## EXERCISE OBJECTIVE
Copy every line of the following data that includes the string "FLOOR".

======== THE INPUT ========

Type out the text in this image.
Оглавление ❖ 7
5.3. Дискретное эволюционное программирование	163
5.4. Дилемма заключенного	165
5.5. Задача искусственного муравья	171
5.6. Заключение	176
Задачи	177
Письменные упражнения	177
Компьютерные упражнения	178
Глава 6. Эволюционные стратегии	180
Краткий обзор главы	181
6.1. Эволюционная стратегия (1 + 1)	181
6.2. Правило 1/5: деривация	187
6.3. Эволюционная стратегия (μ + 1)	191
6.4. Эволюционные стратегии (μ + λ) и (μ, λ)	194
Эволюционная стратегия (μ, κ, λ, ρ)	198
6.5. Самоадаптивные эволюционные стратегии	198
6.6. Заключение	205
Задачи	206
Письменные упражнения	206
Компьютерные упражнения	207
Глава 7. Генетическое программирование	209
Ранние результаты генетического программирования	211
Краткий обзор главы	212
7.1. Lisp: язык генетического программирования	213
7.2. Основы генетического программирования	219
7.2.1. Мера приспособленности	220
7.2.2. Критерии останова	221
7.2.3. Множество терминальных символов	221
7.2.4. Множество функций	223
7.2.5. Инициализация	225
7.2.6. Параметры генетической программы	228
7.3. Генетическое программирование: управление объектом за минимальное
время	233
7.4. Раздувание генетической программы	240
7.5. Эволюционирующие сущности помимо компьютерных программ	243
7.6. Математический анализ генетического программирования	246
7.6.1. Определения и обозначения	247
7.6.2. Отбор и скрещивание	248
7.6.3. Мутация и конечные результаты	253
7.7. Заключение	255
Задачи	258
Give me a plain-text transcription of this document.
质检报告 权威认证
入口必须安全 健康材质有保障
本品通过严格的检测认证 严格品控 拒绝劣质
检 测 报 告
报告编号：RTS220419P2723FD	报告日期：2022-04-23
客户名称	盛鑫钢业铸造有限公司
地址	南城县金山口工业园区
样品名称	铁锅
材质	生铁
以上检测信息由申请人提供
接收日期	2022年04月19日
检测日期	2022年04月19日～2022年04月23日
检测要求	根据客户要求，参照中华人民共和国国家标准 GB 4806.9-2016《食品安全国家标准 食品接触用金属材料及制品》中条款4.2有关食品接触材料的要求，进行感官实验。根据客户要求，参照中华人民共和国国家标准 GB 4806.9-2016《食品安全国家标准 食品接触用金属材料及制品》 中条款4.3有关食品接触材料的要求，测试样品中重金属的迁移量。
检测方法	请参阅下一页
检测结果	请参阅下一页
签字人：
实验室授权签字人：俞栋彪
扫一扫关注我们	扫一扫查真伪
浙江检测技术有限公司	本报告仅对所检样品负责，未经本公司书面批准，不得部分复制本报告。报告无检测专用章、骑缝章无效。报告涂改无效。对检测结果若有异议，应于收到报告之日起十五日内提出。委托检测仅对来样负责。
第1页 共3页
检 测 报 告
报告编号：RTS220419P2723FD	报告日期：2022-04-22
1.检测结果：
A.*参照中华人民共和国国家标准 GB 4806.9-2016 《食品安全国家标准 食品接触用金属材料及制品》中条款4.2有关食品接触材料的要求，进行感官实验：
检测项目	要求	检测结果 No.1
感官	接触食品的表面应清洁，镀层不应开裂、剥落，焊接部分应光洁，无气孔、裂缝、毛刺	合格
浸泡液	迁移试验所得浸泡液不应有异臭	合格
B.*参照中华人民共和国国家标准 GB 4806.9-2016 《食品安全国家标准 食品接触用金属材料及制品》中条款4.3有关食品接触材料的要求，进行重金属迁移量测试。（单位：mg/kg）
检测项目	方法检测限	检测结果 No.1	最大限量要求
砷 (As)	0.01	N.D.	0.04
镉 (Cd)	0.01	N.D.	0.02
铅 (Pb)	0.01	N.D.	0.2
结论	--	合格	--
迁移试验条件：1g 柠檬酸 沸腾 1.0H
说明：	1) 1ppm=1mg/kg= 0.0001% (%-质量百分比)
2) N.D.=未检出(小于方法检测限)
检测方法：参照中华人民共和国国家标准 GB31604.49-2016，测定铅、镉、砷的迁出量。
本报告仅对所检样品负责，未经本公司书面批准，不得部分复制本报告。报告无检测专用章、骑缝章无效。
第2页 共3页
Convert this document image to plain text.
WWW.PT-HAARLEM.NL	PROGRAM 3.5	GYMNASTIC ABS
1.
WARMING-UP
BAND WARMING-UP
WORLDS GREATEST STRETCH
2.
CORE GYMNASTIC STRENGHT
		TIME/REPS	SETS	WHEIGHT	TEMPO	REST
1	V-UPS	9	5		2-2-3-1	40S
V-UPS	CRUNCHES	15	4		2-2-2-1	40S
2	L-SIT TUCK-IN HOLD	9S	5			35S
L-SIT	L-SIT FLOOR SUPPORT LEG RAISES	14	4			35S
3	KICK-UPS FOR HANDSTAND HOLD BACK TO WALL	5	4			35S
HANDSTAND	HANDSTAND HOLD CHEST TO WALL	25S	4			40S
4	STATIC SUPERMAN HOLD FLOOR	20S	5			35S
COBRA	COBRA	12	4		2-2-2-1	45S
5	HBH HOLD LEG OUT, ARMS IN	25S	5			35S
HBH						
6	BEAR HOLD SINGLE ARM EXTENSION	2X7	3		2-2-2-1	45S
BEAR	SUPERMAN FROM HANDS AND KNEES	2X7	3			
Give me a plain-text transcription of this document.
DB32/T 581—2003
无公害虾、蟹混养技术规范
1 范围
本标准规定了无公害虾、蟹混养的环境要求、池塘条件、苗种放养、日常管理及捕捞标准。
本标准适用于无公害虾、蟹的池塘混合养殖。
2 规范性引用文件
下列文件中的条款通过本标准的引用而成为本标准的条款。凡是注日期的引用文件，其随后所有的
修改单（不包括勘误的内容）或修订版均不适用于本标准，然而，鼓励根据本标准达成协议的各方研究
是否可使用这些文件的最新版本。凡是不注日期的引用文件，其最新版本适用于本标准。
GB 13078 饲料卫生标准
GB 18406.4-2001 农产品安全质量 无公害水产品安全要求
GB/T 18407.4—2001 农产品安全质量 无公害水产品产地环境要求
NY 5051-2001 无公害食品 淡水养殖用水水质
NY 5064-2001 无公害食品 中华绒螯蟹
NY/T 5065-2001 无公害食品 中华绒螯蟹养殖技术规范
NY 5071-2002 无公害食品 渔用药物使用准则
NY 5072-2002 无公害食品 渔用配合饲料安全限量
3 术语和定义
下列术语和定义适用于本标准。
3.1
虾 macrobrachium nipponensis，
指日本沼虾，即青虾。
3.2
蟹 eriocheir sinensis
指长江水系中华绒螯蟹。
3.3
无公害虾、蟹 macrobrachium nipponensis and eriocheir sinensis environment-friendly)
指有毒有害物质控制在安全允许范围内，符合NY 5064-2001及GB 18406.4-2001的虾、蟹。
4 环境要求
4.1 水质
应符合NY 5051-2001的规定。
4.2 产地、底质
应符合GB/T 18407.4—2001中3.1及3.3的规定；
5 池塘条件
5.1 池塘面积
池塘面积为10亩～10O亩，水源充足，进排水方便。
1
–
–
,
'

========

## ANSWER BELOW
L-SIT	L-SIT FLOOR SUPPORT LEG RAISES	14	4			35S
4	STATIC SUPERMAN HOLD FLOOR	20S	5			35S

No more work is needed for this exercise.